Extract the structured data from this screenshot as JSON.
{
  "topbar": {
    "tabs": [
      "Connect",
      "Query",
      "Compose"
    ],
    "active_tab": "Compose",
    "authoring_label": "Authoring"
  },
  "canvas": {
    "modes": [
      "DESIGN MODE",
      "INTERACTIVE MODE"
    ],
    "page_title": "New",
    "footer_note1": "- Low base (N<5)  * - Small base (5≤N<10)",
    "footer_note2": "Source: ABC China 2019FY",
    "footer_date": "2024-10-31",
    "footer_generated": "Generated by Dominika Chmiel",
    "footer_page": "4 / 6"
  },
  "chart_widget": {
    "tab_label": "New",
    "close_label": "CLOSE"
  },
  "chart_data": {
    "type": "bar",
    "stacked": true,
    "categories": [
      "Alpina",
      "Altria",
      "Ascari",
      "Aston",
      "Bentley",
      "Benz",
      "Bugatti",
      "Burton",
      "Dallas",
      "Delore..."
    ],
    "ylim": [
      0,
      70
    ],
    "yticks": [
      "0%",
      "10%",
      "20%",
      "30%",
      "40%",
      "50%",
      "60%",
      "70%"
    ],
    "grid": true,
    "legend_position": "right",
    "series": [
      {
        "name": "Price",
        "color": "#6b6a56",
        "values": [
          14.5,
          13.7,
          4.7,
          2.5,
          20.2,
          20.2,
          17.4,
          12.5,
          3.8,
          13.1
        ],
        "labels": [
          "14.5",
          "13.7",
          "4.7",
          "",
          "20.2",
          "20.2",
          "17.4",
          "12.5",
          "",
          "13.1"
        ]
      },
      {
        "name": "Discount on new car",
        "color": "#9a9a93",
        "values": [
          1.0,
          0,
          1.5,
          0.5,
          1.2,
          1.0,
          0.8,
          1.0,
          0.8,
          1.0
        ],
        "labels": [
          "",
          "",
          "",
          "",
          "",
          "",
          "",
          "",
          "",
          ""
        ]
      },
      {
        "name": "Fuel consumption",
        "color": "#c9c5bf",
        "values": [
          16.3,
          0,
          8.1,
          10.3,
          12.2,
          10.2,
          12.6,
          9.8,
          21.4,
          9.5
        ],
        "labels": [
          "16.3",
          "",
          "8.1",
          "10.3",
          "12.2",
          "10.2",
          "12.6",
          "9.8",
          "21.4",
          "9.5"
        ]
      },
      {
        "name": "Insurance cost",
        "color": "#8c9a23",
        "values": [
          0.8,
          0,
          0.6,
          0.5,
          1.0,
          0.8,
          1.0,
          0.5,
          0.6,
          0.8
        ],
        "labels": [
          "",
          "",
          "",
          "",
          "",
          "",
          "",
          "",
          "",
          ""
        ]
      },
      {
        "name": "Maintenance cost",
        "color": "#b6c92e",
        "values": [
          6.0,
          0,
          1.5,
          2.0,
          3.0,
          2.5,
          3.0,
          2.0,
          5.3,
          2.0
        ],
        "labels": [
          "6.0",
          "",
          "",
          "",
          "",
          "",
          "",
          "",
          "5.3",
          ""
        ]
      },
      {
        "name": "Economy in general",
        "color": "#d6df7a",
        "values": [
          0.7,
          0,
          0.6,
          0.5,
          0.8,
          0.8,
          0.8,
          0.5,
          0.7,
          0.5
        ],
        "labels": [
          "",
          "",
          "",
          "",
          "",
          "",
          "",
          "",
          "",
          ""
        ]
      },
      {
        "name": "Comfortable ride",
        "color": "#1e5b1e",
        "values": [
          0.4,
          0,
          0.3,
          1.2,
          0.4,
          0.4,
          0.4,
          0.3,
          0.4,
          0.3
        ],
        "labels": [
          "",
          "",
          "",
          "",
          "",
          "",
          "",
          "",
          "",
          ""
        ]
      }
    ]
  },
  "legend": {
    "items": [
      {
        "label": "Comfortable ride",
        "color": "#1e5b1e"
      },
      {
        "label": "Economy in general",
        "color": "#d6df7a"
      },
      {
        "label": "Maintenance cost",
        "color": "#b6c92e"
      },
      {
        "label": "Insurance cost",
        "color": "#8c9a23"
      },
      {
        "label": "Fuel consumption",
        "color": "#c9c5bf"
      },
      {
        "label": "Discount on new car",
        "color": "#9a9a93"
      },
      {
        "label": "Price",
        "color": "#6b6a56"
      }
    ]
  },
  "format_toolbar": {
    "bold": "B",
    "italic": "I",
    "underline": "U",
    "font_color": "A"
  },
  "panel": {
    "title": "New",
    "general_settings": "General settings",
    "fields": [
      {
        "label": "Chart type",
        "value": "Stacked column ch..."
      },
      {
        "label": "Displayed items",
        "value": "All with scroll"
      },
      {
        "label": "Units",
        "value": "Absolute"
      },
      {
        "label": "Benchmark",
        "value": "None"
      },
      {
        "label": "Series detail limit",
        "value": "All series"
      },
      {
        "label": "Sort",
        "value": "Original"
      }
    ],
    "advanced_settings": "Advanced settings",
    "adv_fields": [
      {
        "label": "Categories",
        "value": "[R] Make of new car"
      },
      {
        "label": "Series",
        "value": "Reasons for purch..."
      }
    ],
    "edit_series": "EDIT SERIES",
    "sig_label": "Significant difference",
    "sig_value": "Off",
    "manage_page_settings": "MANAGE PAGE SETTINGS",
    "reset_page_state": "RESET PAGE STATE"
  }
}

-- -- --

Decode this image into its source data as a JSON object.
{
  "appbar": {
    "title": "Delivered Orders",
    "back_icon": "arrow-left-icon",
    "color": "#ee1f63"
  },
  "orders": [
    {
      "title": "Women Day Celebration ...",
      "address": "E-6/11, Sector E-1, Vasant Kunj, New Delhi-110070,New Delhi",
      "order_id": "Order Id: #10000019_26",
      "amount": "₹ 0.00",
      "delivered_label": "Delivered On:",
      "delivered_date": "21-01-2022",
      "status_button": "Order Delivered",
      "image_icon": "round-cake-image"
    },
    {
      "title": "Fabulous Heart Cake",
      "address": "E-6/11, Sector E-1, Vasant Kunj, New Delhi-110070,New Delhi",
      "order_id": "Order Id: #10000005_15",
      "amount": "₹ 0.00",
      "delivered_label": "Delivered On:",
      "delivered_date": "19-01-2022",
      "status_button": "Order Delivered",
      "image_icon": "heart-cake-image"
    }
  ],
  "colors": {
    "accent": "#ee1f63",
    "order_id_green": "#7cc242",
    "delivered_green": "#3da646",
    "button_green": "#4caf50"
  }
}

-- -- --

▸ **EXERCISE DETAILS**
Return only those lines of the records that contain the string "Discount".

▸ **EXERCISE SOLUTION**
        "name": "Discount on new car",
        "label": "Discount on new car",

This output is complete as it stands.